--- start Data shown ---

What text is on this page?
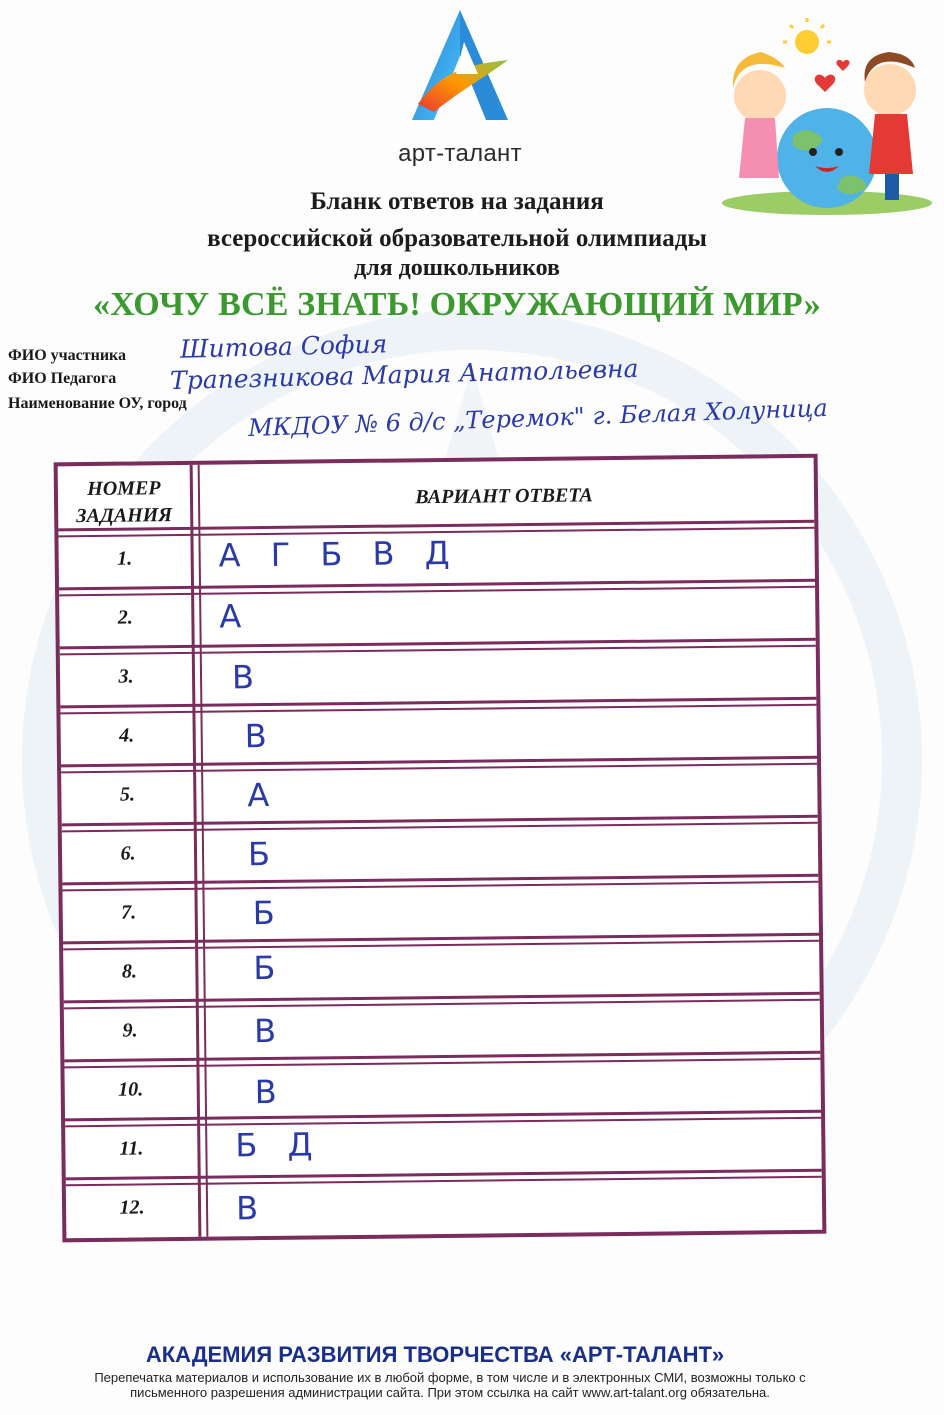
арт-талант
Бланк ответов на задания
всероссийской образовательной олимпиады
для дошкольников
«ХОЧУ ВСЁ ЗНАТЬ! ОКРУЖАЮЩИЙ МИР»
ФИО участника
ФИО Педагога
Наименование ОУ, город
Шитова София
Трапезникова Мария Анатольевна
МКДОУ № 6 д/с „Теремок" г. Белая Холуница
НОМЕР
ЗАДАНИЯ
ВАРИАНТ ОТВЕТА
1.	А Г Б В Д
2.	А
3.	В
4.	В
5.	А
6.	Б
7.	Б
8.	Б
9.	В
10.	В
11.	Б Д
12.	В
АКАДЕМИЯ РАЗВИТИЯ ТВОРЧЕСТВА «АРТ-ТАЛАНТ»
Перепечатка материалов и использование их в любой форме, в том числе и в электронных СМИ, возможны только с
письменного разрешения администрации сайта. При этом ссылка на сайт www.art-talant.org обязательна.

--- end Data shown ---

### Exercise task
Print each entry shown above with exact wording and no pictures.

### Final answer
What text is on this page?
арт-талант
Бланк ответов на задания
всероссийской образовательной олимпиады
для дошкольников
«ХОЧУ ВСЁ ЗНАТЬ! ОКРУЖАЮЩИЙ МИР»
ФИО участника
ФИО Педагога
Наименование ОУ, город
Шитова София
Трапезникова Мария Анатольевна
МКДОУ № 6 д/с „Теремок" г. Белая Холуница
НОМЕР
ЗАДАНИЯ
ВАРИАНТ ОТВЕТА
1.	А Г Б В Д
2.	А
3.	В
4.	В
5.	А
6.	Б
7.	Б
8.	Б
9.	В
10.	В
11.	Б Д
12.	В
АКАДЕМИЯ РАЗВИТИЯ ТВОРЧЕСТВА «АРТ-ТАЛАНТ»
Перепечатка материалов и использование их в любой форме, в том числе и в электронных СМИ, возможны только с
письменного разрешения администрации сайта. При этом ссылка на сайт www.art-talant.org обязательна.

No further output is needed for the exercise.